Stated goal 1: Convert the listing, starting with its first line and going on through the line containing "35, 272, 57]", into a Markdown table with the columns No. and Entry. Put each line's row number under No. and the line itself under Entry, and leave out any blank lines.

If this was my experience at the nationals, and it nearly drove me to leave, how many people have gone home as disappointed as I did and decided to never return or even to stop competing in HO racing all together. IF this is the way we treat our new racers, we are eating our young. The sport will die a slow death and at the end we will have a group of 10 people at the nationals, all playing in a little group with each other. Content that things have continued to be done the way they always have. Potential racers will be having fun in their own or friend’s basements with agreed upon rules and better competition. Imagine the state of motorsport if NASCAR, Indy Car and Formula One had followed this path.

We would not have the hybrid car, the high efficiency alternative fuel engines and countless other technological advancements in everything from safety to tires on the cars we use every day. Wake up HO racers! Ask yourself do you want to be part of change? Do you want the sport to survive, or want the status quo to kill it?


----------



## Paul R (Nov 3, 2009)

Really? He was called a bitch? If you're going to mindlessly cut and paste posts from other boards, at least get them right.


----------



## neorules (Oct 20, 2006)

This is the beauty of any great organization, it allows the freedom to express a viewpoint which is counter to the status quo. If used properly it can be a wonderful tool to improve and grow. In this case, Dean has given us his viewpoint on his experience. He is not just registering a complaint for the sake of complaining. He is looking to be part of an ongoing improvement for the organization and has offered to Help in whatever manner he can. Paul when responding did not know that Dean had also gone through proper channels and wants to help make the Nats process better. That's why his post saying "so besides bitching" was put up. No one was called a Bitch Ralph. So now that You know the rest of the story Ralph, would you like to amend your original post?


----------



## Ralphthe3rd (Feb 24, 2011)

Paul & Neo, FYI- I did not copy and paste from the Planet of Speed site, I had copied & Pasted a Post from a Facebook SlotCar Group...and No, I will Not amend my post, and here is a link to the post I copied> https://www.facebook.com/groups/328906555146/10154699876810147/ And the WORD "Bitch" Was in the first line of Post that I copied and pasted Above !

Given records:
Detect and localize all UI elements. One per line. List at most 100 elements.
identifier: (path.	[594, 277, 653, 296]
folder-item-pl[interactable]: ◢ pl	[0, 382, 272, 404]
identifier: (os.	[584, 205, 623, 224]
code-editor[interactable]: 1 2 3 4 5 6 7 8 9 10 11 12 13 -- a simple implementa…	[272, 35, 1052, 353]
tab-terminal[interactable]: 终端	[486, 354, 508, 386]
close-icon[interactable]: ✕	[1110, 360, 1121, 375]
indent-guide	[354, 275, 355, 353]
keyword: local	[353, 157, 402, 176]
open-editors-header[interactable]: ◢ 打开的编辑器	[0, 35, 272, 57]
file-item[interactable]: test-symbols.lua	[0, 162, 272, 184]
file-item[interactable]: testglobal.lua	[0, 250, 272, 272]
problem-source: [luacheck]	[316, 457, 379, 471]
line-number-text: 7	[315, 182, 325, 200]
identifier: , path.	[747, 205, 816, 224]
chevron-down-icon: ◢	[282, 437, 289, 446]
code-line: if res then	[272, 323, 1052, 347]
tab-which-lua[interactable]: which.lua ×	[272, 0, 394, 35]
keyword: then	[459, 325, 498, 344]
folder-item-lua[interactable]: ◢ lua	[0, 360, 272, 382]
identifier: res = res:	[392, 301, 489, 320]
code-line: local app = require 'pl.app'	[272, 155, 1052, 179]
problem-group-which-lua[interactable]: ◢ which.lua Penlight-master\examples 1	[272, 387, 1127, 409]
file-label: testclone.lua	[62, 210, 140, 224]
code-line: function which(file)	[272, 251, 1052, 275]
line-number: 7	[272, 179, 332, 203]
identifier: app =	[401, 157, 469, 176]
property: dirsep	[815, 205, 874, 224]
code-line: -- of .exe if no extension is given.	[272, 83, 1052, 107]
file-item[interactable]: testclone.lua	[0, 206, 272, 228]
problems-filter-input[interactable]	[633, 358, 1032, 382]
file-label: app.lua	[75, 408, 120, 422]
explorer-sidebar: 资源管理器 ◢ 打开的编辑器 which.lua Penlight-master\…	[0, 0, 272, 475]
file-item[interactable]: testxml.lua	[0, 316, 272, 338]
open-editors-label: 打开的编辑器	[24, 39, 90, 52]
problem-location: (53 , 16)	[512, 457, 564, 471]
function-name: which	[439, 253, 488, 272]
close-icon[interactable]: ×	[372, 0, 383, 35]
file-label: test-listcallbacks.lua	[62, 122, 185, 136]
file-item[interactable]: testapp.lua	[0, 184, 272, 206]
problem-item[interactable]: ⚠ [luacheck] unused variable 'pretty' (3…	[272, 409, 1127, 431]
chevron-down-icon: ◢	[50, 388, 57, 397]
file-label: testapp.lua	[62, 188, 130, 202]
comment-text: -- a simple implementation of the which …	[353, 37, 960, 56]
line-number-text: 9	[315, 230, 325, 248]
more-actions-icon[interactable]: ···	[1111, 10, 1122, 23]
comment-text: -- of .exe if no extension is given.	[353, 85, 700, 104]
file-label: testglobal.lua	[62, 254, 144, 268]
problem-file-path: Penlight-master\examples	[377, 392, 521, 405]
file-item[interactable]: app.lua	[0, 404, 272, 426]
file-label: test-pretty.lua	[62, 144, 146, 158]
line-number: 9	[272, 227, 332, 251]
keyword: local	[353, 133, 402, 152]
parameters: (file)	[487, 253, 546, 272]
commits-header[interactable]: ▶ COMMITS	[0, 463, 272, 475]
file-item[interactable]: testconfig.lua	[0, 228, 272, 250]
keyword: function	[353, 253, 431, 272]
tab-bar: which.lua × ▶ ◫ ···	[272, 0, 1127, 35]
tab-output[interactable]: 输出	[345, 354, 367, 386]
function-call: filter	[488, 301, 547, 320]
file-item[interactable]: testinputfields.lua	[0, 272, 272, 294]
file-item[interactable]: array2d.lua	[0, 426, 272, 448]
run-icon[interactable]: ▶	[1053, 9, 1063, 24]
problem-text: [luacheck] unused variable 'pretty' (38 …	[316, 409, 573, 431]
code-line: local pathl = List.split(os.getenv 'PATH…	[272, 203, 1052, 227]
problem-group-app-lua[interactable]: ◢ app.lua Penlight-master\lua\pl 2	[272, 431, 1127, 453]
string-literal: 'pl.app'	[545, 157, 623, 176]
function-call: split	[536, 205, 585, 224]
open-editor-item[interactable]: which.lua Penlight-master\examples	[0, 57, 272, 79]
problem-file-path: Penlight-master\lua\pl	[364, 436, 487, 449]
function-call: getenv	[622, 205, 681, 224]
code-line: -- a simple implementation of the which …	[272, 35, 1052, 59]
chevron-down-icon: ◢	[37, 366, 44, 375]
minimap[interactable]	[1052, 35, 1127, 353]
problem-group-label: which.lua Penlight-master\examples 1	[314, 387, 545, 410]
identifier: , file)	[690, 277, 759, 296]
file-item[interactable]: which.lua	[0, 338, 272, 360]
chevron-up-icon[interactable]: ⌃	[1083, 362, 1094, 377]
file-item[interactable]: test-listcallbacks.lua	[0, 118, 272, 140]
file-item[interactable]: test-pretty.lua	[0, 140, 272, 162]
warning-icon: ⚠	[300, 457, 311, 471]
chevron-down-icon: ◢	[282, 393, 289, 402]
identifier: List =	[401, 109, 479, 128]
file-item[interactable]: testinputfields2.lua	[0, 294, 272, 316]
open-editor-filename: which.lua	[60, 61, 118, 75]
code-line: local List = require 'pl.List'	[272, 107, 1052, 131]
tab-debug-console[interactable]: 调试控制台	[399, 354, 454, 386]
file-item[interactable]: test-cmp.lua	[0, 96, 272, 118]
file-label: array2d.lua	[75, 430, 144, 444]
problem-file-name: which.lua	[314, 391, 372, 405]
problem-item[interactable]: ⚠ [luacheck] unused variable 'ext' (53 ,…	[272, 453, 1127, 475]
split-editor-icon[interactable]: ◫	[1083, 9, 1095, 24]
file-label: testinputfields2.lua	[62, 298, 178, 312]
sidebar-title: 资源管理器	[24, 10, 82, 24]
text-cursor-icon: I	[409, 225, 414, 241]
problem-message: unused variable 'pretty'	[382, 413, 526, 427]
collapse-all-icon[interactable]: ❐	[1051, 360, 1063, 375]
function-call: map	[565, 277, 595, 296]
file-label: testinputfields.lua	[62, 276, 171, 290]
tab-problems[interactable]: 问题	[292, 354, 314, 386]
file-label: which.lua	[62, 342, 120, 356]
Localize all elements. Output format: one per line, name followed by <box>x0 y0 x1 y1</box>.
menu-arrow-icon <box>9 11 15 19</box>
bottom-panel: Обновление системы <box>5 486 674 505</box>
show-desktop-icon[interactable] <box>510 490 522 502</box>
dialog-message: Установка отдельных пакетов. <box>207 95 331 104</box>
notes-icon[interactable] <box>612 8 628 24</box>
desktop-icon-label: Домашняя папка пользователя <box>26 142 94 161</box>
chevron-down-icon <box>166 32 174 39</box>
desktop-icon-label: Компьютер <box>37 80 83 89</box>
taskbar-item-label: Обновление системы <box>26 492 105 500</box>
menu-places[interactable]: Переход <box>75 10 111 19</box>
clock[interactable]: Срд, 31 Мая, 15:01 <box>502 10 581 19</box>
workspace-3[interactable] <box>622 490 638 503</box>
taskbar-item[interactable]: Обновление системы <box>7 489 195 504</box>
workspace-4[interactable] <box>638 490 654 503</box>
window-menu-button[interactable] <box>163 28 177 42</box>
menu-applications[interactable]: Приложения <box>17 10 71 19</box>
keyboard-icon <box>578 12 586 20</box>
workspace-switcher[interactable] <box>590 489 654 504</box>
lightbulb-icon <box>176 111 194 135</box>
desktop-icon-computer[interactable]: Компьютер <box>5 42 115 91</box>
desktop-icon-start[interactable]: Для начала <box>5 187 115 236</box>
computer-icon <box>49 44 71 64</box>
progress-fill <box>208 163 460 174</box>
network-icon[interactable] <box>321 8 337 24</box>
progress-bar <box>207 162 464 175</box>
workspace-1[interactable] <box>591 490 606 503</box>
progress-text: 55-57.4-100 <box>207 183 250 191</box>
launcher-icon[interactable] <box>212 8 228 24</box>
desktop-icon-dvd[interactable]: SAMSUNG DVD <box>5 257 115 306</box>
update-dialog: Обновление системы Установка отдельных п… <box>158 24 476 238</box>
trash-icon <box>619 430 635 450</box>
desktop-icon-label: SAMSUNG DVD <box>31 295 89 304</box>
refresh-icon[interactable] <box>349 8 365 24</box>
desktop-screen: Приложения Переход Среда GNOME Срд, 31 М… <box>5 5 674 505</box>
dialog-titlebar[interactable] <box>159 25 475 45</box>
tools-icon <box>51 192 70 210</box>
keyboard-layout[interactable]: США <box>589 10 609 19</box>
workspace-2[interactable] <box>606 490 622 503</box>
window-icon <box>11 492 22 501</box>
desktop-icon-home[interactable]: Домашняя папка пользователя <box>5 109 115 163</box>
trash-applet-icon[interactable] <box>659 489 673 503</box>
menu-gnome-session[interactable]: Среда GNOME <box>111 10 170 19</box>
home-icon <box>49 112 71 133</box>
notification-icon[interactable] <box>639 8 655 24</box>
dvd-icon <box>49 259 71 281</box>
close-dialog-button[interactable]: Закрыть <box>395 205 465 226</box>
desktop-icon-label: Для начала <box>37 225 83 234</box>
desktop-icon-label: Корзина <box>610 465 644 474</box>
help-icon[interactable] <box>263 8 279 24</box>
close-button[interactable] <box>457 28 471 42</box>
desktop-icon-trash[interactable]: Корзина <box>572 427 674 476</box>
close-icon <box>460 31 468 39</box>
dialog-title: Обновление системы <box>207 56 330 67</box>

Stated goal 2: In the forum thread, what does Ralphthe3rd say he copied and pasted the post from?

Right answer 1:
| No. | Entry |
|---|---|
| 1 | Detect and localize all UI elements. One per line. List at most 100 elements. |
| 2 | identifier: (path.	[594, 277, 653, 296] |
| 3 | folder-item-pl[interactable]: ◢ pl	[0, 382, 272, 404] |
| 4 | identifier: (os.	[584, 205, 623, 224] |
| 5 | code-editor[interactable]: 1 2 3 4 5 6 7 8 9 10 11 12 13 -- a simple implementa…	[272, 35, 1052, 353] |
| 6 | tab-terminal[interactable]: 终端	[486, 354, 508, 386] |
| 7 | close-icon[interactable]: ✕	[1110, 360, 1121, 375] |
| 8 | indent-guide	[354, 275, 355, 353] |
| 9 | keyword: local	[353, 157, 402, 176] |
| 10 | open-editors-header[interactable]: ◢ 打开的编辑器	[0, 35, 272, 57] |

Right answer 2: A post from a Facebook SlotCar Group, not the Planet of Speed site.